• _Written task_: Give the count of lines holding the string "name" and nothing else.

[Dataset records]
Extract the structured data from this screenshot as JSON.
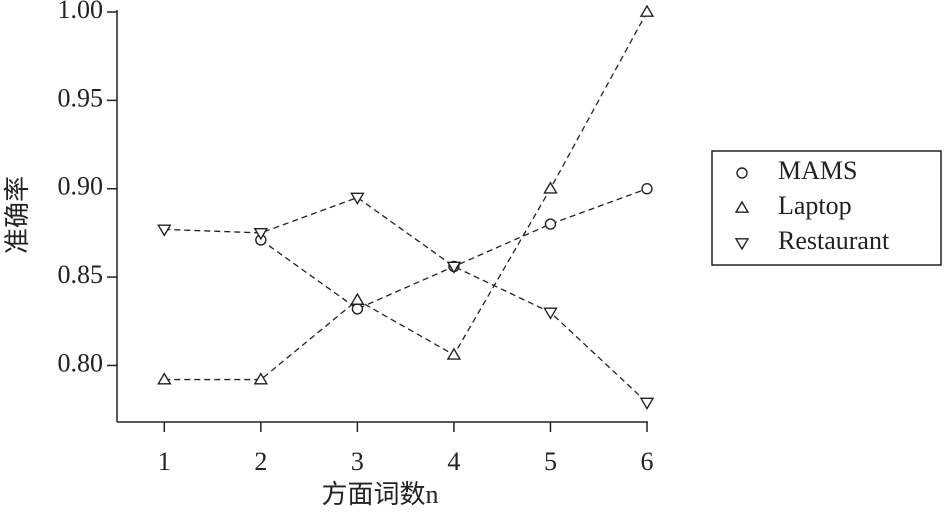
{
  "chart_data": {
    "type": "line",
    "x_label": "方面词数n",
    "y_label": "准确率",
    "x": [
      1,
      2,
      3,
      4,
      5,
      6
    ],
    "xlim": [
      0.51,
      6
    ],
    "xticks": [
      1,
      2,
      3,
      4,
      5,
      6
    ],
    "ylim": [
      0.768,
      1.0
    ],
    "yticks": [
      {
        "value": 0.8,
        "label": "0.80"
      },
      {
        "value": 0.85,
        "label": "0.85"
      },
      {
        "value": 0.9,
        "label": "0.90"
      },
      {
        "value": 0.95,
        "label": "0.95"
      },
      {
        "value": 1.0,
        "label": "1.00"
      }
    ],
    "legend": "right",
    "series": [
      {
        "name": "MAMS",
        "color": "#222222",
        "marker": "circle",
        "values": [
          null,
          0.871,
          0.832,
          0.856,
          0.88,
          0.9
        ]
      },
      {
        "name": "Laptop",
        "color": "#222222",
        "marker": "triangle-up",
        "values": [
          0.792,
          0.792,
          0.837,
          0.806,
          0.9,
          1.0
        ]
      },
      {
        "name": "Restaurant",
        "color": "#222222",
        "marker": "triangle-down",
        "values": [
          0.877,
          0.875,
          0.895,
          0.856,
          0.83,
          0.779
        ]
      }
    ]
  }
}
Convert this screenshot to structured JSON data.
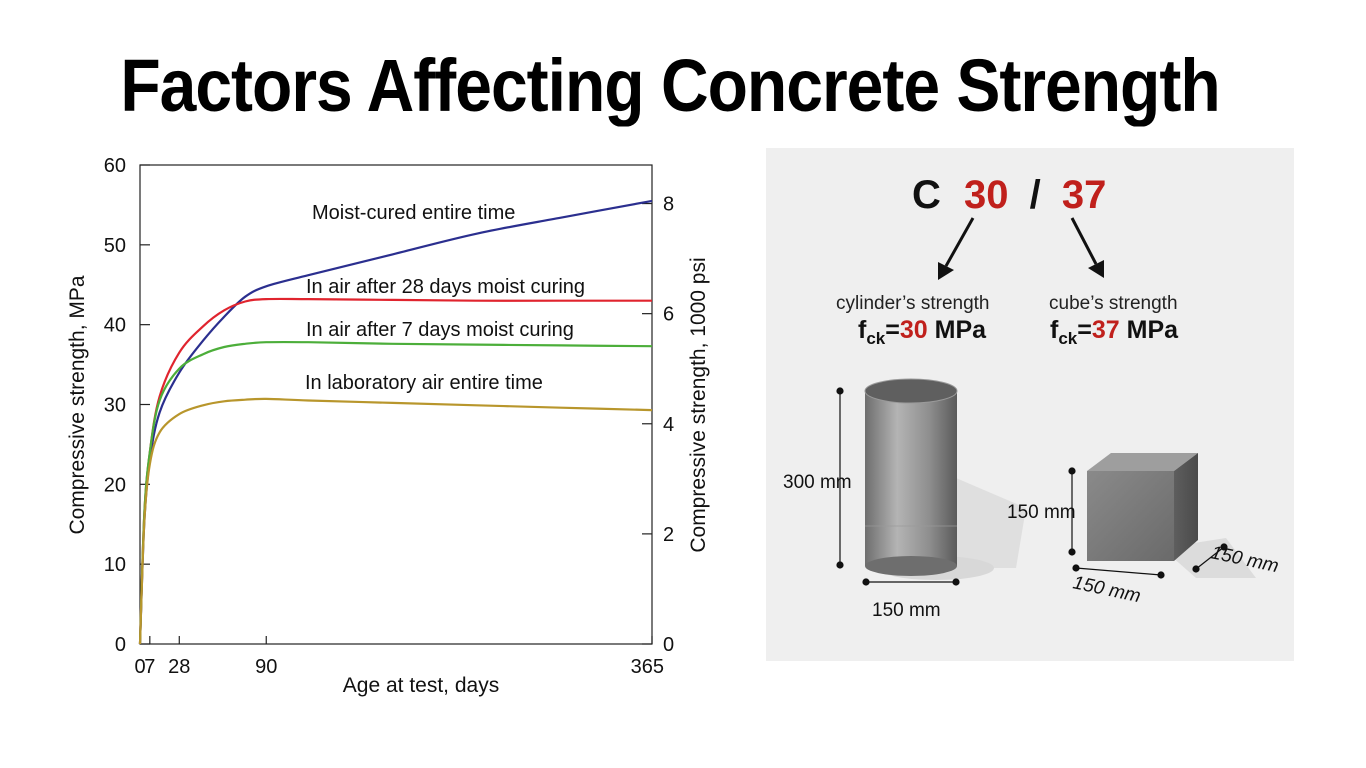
{
  "title": "Factors Affecting Concrete Strength",
  "chart_data": {
    "type": "line",
    "xlabel": "Age at test, days",
    "ylabel": "Compressive strength, MPa",
    "ylabel_right": "Compressive strength, 1000 psi",
    "xlim": [
      0,
      365
    ],
    "ylim": [
      0,
      60
    ],
    "y2lim": [
      0,
      8.7
    ],
    "x_ticks": [
      "0",
      "7",
      "28",
      "90",
      "365"
    ],
    "x_tick_values": [
      0,
      7,
      28,
      90,
      365
    ],
    "y_ticks": [
      "0",
      "10",
      "20",
      "30",
      "40",
      "50",
      "60"
    ],
    "y_tick_values": [
      0,
      10,
      20,
      30,
      40,
      50,
      60
    ],
    "y2_ticks": [
      "0",
      "2",
      "4",
      "6",
      "8"
    ],
    "y2_tick_values": [
      0,
      2,
      4,
      6,
      8
    ],
    "grid": false,
    "series": [
      {
        "name": "Moist-cured entire time",
        "color": "#2b2f8f",
        "x": [
          0,
          3,
          7,
          14,
          28,
          45,
          60,
          75,
          90,
          120,
          180,
          240,
          300,
          365
        ],
        "y": [
          0,
          15,
          23,
          29,
          34,
          38,
          41,
          43.5,
          44.8,
          46.2,
          48.8,
          51.4,
          53.4,
          55.5
        ]
      },
      {
        "name": "In air after 28 days moist curing",
        "color": "#e0242e",
        "x": [
          0,
          3,
          7,
          14,
          28,
          45,
          60,
          75,
          90,
          120,
          180,
          240,
          300,
          365
        ],
        "y": [
          0,
          16,
          24,
          31,
          36.5,
          39.8,
          41.8,
          42.9,
          43.2,
          43.2,
          43.1,
          43.0,
          43.0,
          43.0
        ]
      },
      {
        "name": "In air after 7 days moist curing",
        "color": "#4cae3a",
        "x": [
          0,
          3,
          7,
          14,
          28,
          45,
          60,
          75,
          90,
          120,
          180,
          240,
          300,
          365
        ],
        "y": [
          0,
          16,
          24,
          30.5,
          34.5,
          36.3,
          37.2,
          37.6,
          37.8,
          37.8,
          37.6,
          37.5,
          37.4,
          37.3
        ]
      },
      {
        "name": "In laboratory air entire time",
        "color": "#b8962c",
        "x": [
          0,
          3,
          7,
          14,
          28,
          45,
          60,
          75,
          90,
          120,
          180,
          240,
          300,
          365
        ],
        "y": [
          0,
          15,
          22.5,
          26.5,
          28.8,
          29.9,
          30.4,
          30.6,
          30.7,
          30.5,
          30.2,
          29.9,
          29.6,
          29.3
        ]
      }
    ]
  },
  "grade": {
    "prefix": "C",
    "cyl_value": "30",
    "slash": "/",
    "cube_value": "37",
    "accent_color": "#c0201c",
    "cylinder_caption": "cylinder’s strength",
    "cube_caption": "cube’s strength",
    "f_symbol": "f",
    "ck_subscript": "ck",
    "equals": "=",
    "unit": "MPa",
    "cyl_height": "300 mm",
    "cyl_diameter": "150 mm",
    "cube_height": "150 mm",
    "cube_width": "150 mm",
    "cube_depth": "150 mm"
  }
}
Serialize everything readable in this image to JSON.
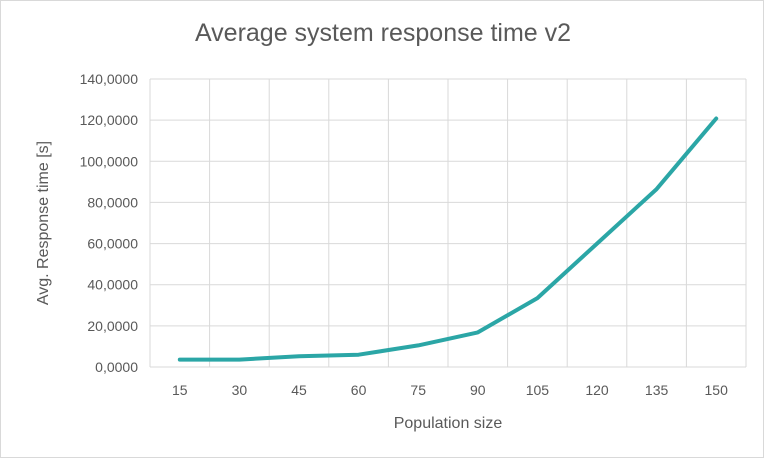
{
  "chart_data": {
    "type": "line",
    "title": "Average system response time v2",
    "xlabel": "Population size",
    "ylabel": "Avg. Response time [s]",
    "categories": [
      "15",
      "30",
      "45",
      "60",
      "75",
      "90",
      "105",
      "120",
      "135",
      "150"
    ],
    "series": [
      {
        "values": [
          3.6,
          3.6,
          5.2,
          6.0,
          10.5,
          16.8,
          33.5,
          60.0,
          86.5,
          120.8
        ]
      }
    ],
    "ylim": [
      0,
      140
    ],
    "yticks": [
      0,
      20,
      40,
      60,
      80,
      100,
      120,
      140
    ],
    "ytick_labels": [
      "0,0000",
      "20,0000",
      "40,0000",
      "60,0000",
      "80,0000",
      "100,0000",
      "120,0000",
      "140,0000"
    ],
    "grid": true,
    "legend": "none",
    "colors": {
      "line": "#2ba6a6",
      "grid": "#d9d9d9",
      "text": "#595959"
    }
  }
}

• _Response_: 7